- Exercise objective
Copy out all the lines in the records that include the word "days".

- Records for this exercise
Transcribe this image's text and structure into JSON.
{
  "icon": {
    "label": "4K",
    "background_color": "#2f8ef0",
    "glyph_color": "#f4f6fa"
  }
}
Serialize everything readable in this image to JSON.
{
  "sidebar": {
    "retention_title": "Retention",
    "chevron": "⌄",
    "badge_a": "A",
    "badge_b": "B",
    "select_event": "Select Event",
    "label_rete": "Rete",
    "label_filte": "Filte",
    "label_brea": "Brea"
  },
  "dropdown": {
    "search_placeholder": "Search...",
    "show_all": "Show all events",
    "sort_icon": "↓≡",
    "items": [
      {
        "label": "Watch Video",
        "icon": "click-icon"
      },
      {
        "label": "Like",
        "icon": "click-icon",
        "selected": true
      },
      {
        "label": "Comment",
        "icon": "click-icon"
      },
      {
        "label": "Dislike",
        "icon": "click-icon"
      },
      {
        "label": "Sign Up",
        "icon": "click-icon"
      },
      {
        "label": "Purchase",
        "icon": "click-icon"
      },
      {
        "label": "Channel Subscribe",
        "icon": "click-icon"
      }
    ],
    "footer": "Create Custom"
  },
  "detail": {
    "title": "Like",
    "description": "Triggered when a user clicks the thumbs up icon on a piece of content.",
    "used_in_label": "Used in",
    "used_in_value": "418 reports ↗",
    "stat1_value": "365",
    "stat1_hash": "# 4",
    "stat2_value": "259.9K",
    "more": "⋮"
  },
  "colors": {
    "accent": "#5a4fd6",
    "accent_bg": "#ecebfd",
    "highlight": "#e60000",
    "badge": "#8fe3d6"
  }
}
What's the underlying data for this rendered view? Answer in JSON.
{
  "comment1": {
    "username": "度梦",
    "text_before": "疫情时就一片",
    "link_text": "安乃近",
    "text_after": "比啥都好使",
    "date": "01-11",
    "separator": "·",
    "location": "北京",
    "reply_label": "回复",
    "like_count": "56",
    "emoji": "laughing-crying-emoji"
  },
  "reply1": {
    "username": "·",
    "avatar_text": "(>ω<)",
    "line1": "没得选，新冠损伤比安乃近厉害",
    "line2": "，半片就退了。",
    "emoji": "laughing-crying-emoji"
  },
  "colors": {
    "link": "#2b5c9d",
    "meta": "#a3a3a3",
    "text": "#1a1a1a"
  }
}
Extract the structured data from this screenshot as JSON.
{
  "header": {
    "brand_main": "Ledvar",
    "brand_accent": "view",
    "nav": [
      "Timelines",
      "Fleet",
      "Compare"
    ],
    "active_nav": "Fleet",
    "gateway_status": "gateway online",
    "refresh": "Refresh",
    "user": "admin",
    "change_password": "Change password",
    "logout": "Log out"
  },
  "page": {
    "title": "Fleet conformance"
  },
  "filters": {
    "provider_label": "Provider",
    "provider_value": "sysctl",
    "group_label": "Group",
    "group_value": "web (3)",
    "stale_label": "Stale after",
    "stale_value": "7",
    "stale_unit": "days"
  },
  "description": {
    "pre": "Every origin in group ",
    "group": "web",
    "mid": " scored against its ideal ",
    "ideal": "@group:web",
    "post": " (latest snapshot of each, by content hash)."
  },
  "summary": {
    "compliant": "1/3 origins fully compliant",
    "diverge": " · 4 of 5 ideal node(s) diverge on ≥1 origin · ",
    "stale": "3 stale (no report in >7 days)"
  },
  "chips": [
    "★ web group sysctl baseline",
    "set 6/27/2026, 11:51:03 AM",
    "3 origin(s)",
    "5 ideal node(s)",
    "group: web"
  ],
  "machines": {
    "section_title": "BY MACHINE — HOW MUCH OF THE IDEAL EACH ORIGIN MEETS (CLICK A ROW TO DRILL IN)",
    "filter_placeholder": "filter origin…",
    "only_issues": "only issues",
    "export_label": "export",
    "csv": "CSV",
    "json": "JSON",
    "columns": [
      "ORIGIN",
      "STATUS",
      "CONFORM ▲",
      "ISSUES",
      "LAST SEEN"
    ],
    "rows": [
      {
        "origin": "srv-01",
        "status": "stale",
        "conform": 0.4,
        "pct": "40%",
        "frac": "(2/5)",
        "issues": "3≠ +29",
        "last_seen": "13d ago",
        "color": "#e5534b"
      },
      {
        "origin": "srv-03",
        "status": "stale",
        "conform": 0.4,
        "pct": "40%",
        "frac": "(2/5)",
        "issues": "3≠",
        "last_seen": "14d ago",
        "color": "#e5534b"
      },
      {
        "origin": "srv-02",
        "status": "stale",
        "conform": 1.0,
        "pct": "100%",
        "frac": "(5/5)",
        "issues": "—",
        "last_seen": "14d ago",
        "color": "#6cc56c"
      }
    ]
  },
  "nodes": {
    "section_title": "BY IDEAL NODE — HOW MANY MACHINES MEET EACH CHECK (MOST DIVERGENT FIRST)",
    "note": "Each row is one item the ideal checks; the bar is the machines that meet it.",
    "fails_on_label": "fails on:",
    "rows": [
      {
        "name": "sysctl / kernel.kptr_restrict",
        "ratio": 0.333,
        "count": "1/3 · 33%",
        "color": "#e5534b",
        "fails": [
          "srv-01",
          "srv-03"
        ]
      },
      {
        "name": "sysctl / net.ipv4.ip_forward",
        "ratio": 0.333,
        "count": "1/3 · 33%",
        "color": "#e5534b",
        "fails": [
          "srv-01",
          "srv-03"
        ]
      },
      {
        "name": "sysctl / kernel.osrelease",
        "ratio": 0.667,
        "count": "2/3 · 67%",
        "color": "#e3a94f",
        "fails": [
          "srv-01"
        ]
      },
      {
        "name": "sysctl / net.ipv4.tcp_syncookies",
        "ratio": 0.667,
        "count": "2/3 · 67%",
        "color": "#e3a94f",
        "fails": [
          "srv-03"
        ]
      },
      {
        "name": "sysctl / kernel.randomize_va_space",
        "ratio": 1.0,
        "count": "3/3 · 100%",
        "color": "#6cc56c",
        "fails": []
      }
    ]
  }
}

- Final result
    "stale_unit": "days"
    "stale": "3 stale (no report in >7 days)"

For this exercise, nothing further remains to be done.